### Stated problem
What follows is a listing; give it again exactly, in its entirety.

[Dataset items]
□ □ □

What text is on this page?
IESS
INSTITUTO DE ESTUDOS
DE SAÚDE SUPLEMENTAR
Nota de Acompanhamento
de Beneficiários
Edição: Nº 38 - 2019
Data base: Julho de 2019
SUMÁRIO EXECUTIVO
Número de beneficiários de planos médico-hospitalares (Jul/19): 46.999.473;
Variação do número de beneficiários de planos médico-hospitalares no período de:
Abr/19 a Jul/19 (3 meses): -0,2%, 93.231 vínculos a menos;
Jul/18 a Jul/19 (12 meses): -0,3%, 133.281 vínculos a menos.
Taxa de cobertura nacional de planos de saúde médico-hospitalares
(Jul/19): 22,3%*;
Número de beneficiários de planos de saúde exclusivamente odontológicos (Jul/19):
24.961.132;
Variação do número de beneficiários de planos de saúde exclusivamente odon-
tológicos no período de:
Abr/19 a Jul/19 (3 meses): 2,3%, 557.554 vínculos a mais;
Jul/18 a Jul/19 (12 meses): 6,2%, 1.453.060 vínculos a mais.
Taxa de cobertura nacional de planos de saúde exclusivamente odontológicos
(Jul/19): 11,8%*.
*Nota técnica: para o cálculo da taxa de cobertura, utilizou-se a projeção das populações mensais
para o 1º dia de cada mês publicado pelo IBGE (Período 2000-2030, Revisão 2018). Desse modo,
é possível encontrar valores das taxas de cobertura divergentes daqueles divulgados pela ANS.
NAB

□ □ □

### Response to this exercise
What text is on this page?
IESS
INSTITUTO DE ESTUDOS
DE SAÚDE SUPLEMENTAR
Nota de Acompanhamento
de Beneficiários
Edição: Nº 38 - 2019
Data base: Julho de 2019
SUMÁRIO EXECUTIVO
Número de beneficiários de planos médico-hospitalares (Jul/19): 46.999.473;
Variação do número de beneficiários de planos médico-hospitalares no período de:
Abr/19 a Jul/19 (3 meses): -0,2%, 93.231 vínculos a menos;
Jul/18 a Jul/19 (12 meses): -0,3%, 133.281 vínculos a menos.
Taxa de cobertura nacional de planos de saúde médico-hospitalares
(Jul/19): 22,3%*;
Número de beneficiários de planos de saúde exclusivamente odontológicos (Jul/19):
24.961.132;
Variação do número de beneficiários de planos de saúde exclusivamente odon-
tológicos no período de:
Abr/19 a Jul/19 (3 meses): 2,3%, 557.554 vínculos a mais;
Jul/18 a Jul/19 (12 meses): 6,2%, 1.453.060 vínculos a mais.
Taxa de cobertura nacional de planos de saúde exclusivamente odontológicos
(Jul/19): 11,8%*.
*Nota técnica: para o cálculo da taxa de cobertura, utilizou-se a projeção das populações mensais
para o 1º dia de cada mês publicado pelo IBGE (Período 2000-2030, Revisão 2018). Desse modo,
é possível encontrar valores das taxas de cobertura divergentes daqueles divulgados pela ANS.
NAB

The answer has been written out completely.